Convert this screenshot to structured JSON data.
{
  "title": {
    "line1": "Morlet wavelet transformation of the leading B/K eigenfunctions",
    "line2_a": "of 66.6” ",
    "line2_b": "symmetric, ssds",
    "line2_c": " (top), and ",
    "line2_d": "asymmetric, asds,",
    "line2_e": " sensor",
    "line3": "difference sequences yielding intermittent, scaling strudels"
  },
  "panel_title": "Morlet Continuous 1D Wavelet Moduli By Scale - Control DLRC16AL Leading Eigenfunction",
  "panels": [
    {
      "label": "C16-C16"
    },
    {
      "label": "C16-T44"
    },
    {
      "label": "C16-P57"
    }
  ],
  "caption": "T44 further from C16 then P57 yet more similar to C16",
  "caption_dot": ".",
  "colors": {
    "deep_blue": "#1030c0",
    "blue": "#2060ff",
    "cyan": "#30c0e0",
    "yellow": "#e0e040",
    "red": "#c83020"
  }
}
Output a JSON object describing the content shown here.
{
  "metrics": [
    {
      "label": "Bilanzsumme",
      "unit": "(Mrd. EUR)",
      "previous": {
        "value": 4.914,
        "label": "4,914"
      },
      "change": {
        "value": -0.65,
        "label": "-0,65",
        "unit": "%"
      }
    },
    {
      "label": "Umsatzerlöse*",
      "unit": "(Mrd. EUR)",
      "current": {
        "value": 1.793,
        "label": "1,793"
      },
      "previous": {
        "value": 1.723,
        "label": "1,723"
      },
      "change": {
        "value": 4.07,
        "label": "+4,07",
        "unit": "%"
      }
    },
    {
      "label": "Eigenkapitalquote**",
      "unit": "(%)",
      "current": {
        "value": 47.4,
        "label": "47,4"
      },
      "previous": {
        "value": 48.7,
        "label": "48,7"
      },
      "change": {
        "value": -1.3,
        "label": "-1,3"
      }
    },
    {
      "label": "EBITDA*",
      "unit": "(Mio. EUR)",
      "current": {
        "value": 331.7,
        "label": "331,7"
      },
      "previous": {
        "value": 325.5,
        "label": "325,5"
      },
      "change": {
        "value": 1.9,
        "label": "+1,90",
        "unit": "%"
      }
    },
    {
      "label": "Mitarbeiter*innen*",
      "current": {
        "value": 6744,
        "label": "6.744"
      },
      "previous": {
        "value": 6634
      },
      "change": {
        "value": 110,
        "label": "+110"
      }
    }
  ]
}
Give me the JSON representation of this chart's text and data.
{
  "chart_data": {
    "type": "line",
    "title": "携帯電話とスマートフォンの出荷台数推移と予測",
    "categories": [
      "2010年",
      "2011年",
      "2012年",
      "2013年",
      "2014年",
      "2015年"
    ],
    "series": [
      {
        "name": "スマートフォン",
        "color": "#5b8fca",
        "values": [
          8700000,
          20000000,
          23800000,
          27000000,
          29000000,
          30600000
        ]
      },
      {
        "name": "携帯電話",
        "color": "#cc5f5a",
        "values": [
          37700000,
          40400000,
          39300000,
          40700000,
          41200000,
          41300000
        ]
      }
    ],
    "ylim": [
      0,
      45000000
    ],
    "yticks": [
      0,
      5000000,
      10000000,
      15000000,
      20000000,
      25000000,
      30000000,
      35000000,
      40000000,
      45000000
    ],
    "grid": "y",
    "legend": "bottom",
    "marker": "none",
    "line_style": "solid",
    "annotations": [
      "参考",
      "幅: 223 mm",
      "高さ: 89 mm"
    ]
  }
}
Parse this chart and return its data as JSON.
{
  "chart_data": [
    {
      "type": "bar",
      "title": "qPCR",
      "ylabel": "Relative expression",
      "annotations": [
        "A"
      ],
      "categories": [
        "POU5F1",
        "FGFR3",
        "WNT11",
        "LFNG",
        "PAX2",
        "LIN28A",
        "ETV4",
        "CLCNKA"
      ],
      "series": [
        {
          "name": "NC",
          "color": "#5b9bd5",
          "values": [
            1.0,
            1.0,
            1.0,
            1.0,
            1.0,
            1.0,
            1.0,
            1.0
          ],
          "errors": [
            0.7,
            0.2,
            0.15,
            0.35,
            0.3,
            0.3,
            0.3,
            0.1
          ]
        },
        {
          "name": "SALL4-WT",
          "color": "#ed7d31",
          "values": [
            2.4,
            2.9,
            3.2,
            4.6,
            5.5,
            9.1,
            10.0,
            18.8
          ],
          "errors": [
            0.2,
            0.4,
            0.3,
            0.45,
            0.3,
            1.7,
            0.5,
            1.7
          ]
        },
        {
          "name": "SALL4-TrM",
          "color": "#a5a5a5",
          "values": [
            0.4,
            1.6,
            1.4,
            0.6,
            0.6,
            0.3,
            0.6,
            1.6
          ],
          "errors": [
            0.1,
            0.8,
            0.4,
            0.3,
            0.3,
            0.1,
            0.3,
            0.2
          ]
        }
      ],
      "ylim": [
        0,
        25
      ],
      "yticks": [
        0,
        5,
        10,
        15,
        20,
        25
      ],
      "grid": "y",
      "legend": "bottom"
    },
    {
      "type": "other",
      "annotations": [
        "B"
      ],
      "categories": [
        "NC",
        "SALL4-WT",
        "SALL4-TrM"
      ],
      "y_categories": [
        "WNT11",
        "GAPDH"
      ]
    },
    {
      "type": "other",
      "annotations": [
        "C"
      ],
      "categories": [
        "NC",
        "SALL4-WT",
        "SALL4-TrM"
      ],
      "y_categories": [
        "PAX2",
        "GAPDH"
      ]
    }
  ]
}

========

Reproduce all data above, unchanged.

Convert this screenshot to structured JSON data.
{
  "title": {
    "line1": "Morlet wavelet transformation of the leading B/K eigenfunctions",
    "line2_a": "of 66.6” ",
    "line2_b": "symmetric, ssds",
    "line2_c": " (top), and ",
    "line2_d": "asymmetric, asds,",
    "line2_e": " sensor",
    "line3": "difference sequences yielding intermittent, scaling strudels"
  },
  "panel_title": "Morlet Continuous 1D Wavelet Moduli By Scale - Control DLRC16AL Leading Eigenfunction",
  "panels": [
    {
      "label": "C16-C16"
    },
    {
      "label": "C16-T44"
    },
    {
      "label": "C16-P57"
    }
  ],
  "caption": "T44 further from C16 then P57 yet more similar to C16",
  "caption_dot": ".",
  "colors": {
    "deep_blue": "#1030c0",
    "blue": "#2060ff",
    "cyan": "#30c0e0",
    "yellow": "#e0e040",
    "red": "#c83020"
  }
}
Output a JSON object describing the content shown here.
{
  "metrics": [
    {
      "label": "Bilanzsumme",
      "unit": "(Mrd. EUR)",
      "previous": {
        "value": 4.914,
        "label": "4,914"
      },
      "change": {
        "value": -0.65,
        "label": "-0,65",
        "unit": "%"
      }
    },
    {
      "label": "Umsatzerlöse*",
      "unit": "(Mrd. EUR)",
      "current": {
        "value": 1.793,
        "label": "1,793"
      },
      "previous": {
        "value": 1.723,
        "label": "1,723"
      },
      "change": {
        "value": 4.07,
        "label": "+4,07",
        "unit": "%"
      }
    },
    {
      "label": "Eigenkapitalquote**",
      "unit": "(%)",
      "current": {
        "value": 47.4,
        "label": "47,4"
      },
      "previous": {
        "value": 48.7,
        "label": "48,7"
      },
      "change": {
        "value": -1.3,
        "label": "-1,3"
      }
    },
    {
      "label": "EBITDA*",
      "unit": "(Mio. EUR)",
      "current": {
        "value": 331.7,
        "label": "331,7"
      },
      "previous": {
        "value": 325.5,
        "label": "325,5"
      },
      "change": {
        "value": 1.9,
        "label": "+1,90",
        "unit": "%"
      }
    },
    {
      "label": "Mitarbeiter*innen*",
      "current": {
        "value": 6744,
        "label": "6.744"
      },
      "previous": {
        "value": 6634
      },
      "change": {
        "value": 110,
        "label": "+110"
      }
    }
  ]
}
Give me the JSON representation of this chart's text and data.
{
  "chart_data": {
    "type": "line",
    "title": "携帯電話とスマートフォンの出荷台数推移と予測",
    "categories": [
      "2010年",
      "2011年",
      "2012年",
      "2013年",
      "2014年",
      "2015年"
    ],
    "series": [
      {
        "name": "スマートフォン",
        "color": "#5b8fca",
        "values": [
          8700000,
          20000000,
          23800000,
          27000000,
          29000000,
          30600000
        ]
      },
      {
        "name": "携帯電話",
        "color": "#cc5f5a",
        "values": [
          37700000,
          40400000,
          39300000,
          40700000,
          41200000,
          41300000
        ]
      }
    ],
    "ylim": [
      0,
      45000000
    ],
    "yticks": [
      0,
      5000000,
      10000000,
      15000000,
      20000000,
      25000000,
      30000000,
      35000000,
      40000000,
      45000000
    ],
    "grid": "y",
    "legend": "bottom",
    "marker": "none",
    "line_style": "solid",
    "annotations": [
      "参考",
      "幅: 223 mm",
      "高さ: 89 mm"
    ]
  }
}
Parse this chart and return its data as JSON.
{
  "chart_data": [
    {
      "type": "bar",
      "title": "qPCR",
      "ylabel": "Relative expression",
      "annotations": [
        "A"
      ],
      "categories": [
        "POU5F1",
        "FGFR3",
        "WNT11",
        "LFNG",
        "PAX2",
        "LIN28A",
        "ETV4",
        "CLCNKA"
      ],
      "series": [
        {
          "name": "NC",
          "color": "#5b9bd5",
          "values": [
            1.0,
            1.0,
            1.0,
            1.0,
            1.0,
            1.0,
            1.0,
            1.0
          ],
          "errors": [
            0.7,
            0.2,
            0.15,
            0.35,
            0.3,
            0.3,
            0.3,
            0.1
          ]
        },
        {
          "name": "SALL4-WT",
          "color": "#ed7d31",
          "values": [
            2.4,
            2.9,
            3.2,
            4.6,
            5.5,
            9.1,
            10.0,
            18.8
          ],
          "errors": [
            0.2,
            0.4,
            0.3,
            0.45,
            0.3,
            1.7,
            0.5,
            1.7
          ]
        },
        {
          "name": "SALL4-TrM",
          "color": "#a5a5a5",
          "values": [
            0.4,
            1.6,
            1.4,
            0.6,
            0.6,
            0.3,
            0.6,
            1.6
          ],
          "errors": [
            0.1,
            0.8,
            0.4,
            0.3,
            0.3,
            0.1,
            0.3,
            0.2
          ]
        }
      ],
      "ylim": [
        0,
        25
      ],
      "yticks": [
        0,
        5,
        10,
        15,
        20,
        25
      ],
      "grid": "y",
      "legend": "bottom"
    },
    {
      "type": "other",
      "annotations": [
        "B"
      ],
      "categories": [
        "NC",
        "SALL4-WT",
        "SALL4-TrM"
      ],
      "y_categories": [
        "WNT11",
        "GAPDH"
      ]
    },
    {
      "type": "other",
      "annotations": [
        "C"
      ],
      "categories": [
        "NC",
        "SALL4-WT",
        "SALL4-TrM"
      ],
      "y_categories": [
        "PAX2",
        "GAPDH"
      ]
    }
  ]
}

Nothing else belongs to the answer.